* Written task: Without the pictures, copy the entries below word for word.

* Input records:
------------

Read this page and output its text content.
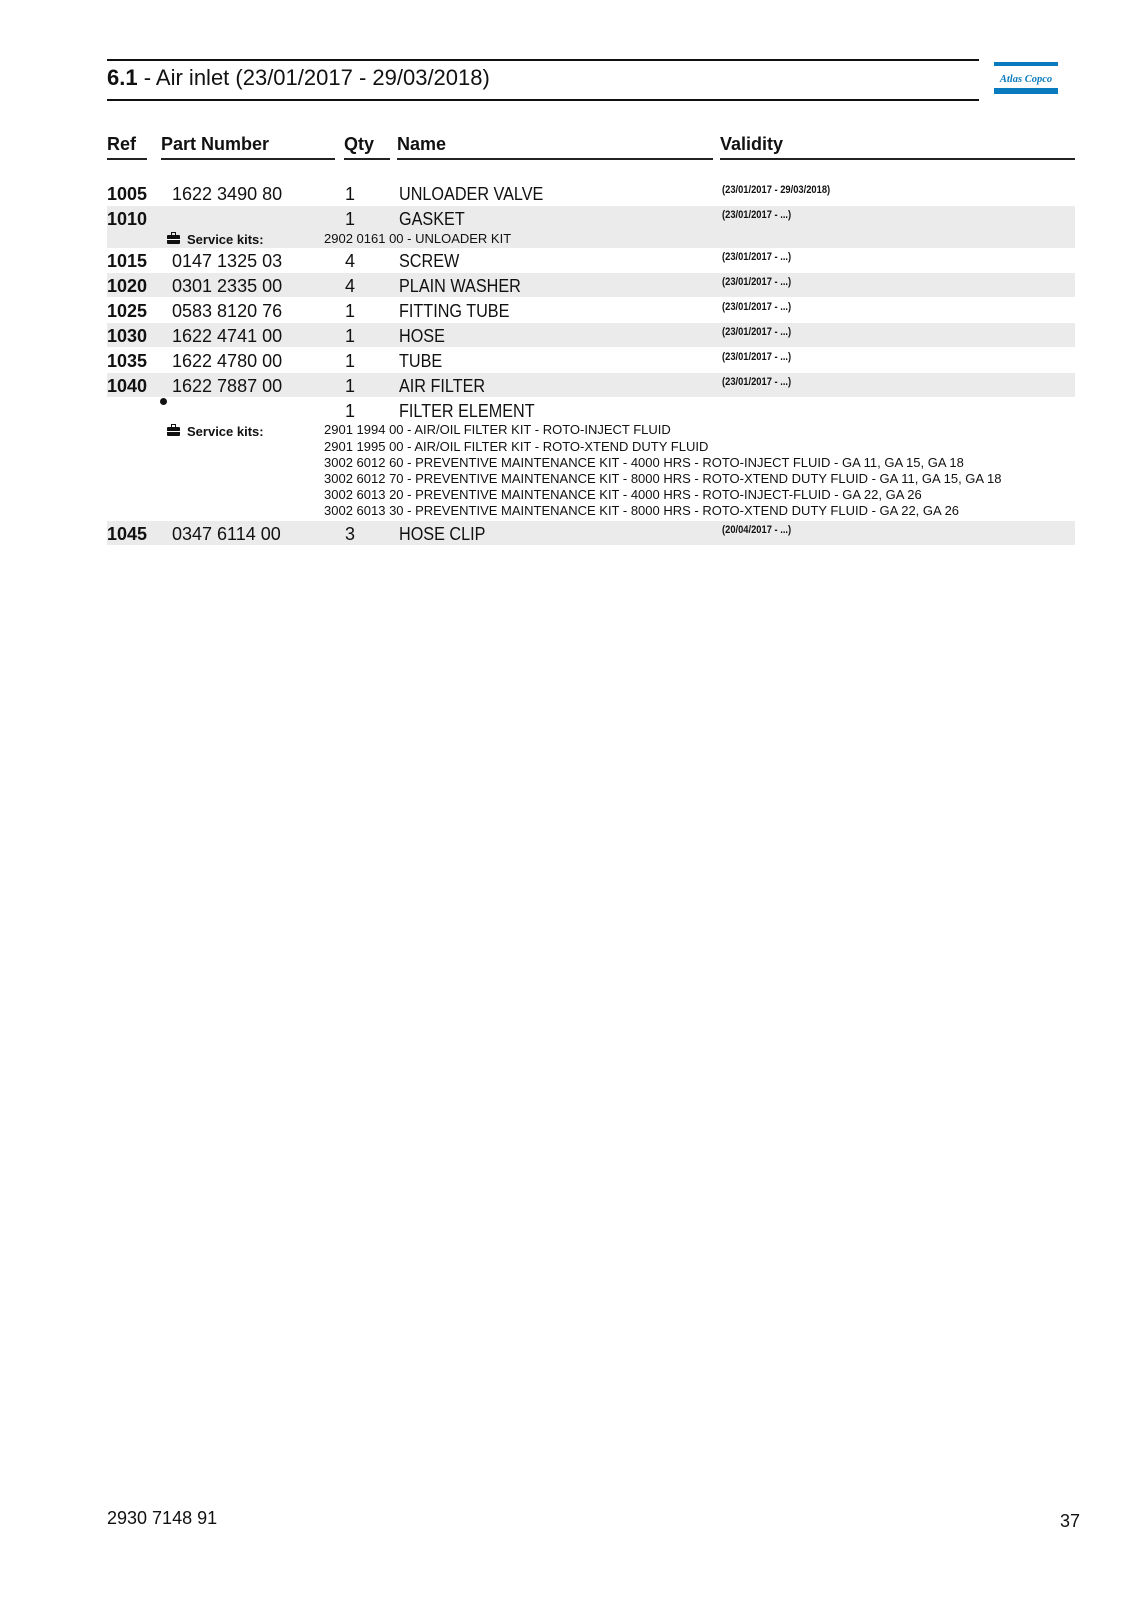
6.1 - Air inlet (23/01/2017 - 29/03/2018)	Atlas Copco
Ref Part Number	Qty Name	Validity
1005 1622 3490 80	1 UNLOADER VALVE	(23/01/2017 - 29/03/2018)
1010	1 GASKET	(23/01/2017 - ...)
Service kits:	2902 0161 00 - UNLOADER KIT
1015 0147 1325 03	4 SCREW	(23/01/2017 - ...)
1020 0301 2335 00	4 PLAIN WASHER	(23/01/2017 - ...)
1025 0583 8120 76	1 FITTING TUBE	(23/01/2017 - ...)
1030 1622 4741 00	1 HOSE	(23/01/2017 - ...)
1035 1622 4780 00	1 TUBE	(23/01/2017 - ...)
1040 1622 7887 00	1 AIR FILTER	(23/01/2017 - ...)
1 FILTER ELEMENT
Service kits:	2901 1994 00 - AIR/OIL FILTER KIT - ROTO-INJECT FLUID
2901 1995 00 - AIR/OIL FILTER KIT - ROTO-XTEND DUTY FLUID
3002 6012 60 - PREVENTIVE MAINTENANCE KIT - 4000 HRS - ROTO-INJECT FLUID - GA 11, GA 15, GA 18
3002 6012 70 - PREVENTIVE MAINTENANCE KIT - 8000 HRS - ROTO-XTEND DUTY FLUID - GA 11, GA 15, GA 18
3002 6013 20 - PREVENTIVE MAINTENANCE KIT - 4000 HRS - ROTO-INJECT-FLUID - GA 22, GA 26
3002 6013 30 - PREVENTIVE MAINTENANCE KIT - 8000 HRS - ROTO-XTEND DUTY FLUID - GA 22, GA 26
1045 0347 6114 00	3 HOSE CLIP	(20/04/2017 - ...)
2930 7148 91	37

------------

* Correct output:
Read this page and output its text content.
6.1 - Air inlet (23/01/2017 - 29/03/2018)	Atlas Copco
Ref Part Number	Qty Name	Validity
1005 1622 3490 80	1 UNLOADER VALVE	(23/01/2017 - 29/03/2018)
1010	1 GASKET	(23/01/2017 - ...)
Service kits:	2902 0161 00 - UNLOADER KIT
1015 0147 1325 03	4 SCREW	(23/01/2017 - ...)
1020 0301 2335 00	4 PLAIN WASHER	(23/01/2017 - ...)
1025 0583 8120 76	1 FITTING TUBE	(23/01/2017 - ...)
1030 1622 4741 00	1 HOSE	(23/01/2017 - ...)
1035 1622 4780 00	1 TUBE	(23/01/2017 - ...)
1040 1622 7887 00	1 AIR FILTER	(23/01/2017 - ...)
1 FILTER ELEMENT
Service kits:	2901 1994 00 - AIR/OIL FILTER KIT - ROTO-INJECT FLUID
2901 1995 00 - AIR/OIL FILTER KIT - ROTO-XTEND DUTY FLUID
3002 6012 60 - PREVENTIVE MAINTENANCE KIT - 4000 HRS - ROTO-INJECT FLUID - GA 11, GA 15, GA 18
3002 6012 70 - PREVENTIVE MAINTENANCE KIT - 8000 HRS - ROTO-XTEND DUTY FLUID - GA 11, GA 15, GA 18
3002 6013 20 - PREVENTIVE MAINTENANCE KIT - 4000 HRS - ROTO-INJECT-FLUID - GA 22, GA 26
3002 6013 30 - PREVENTIVE MAINTENANCE KIT - 8000 HRS - ROTO-XTEND DUTY FLUID - GA 22, GA 26
1045 0347 6114 00	3 HOSE CLIP	(20/04/2017 - ...)
2930 7148 91	37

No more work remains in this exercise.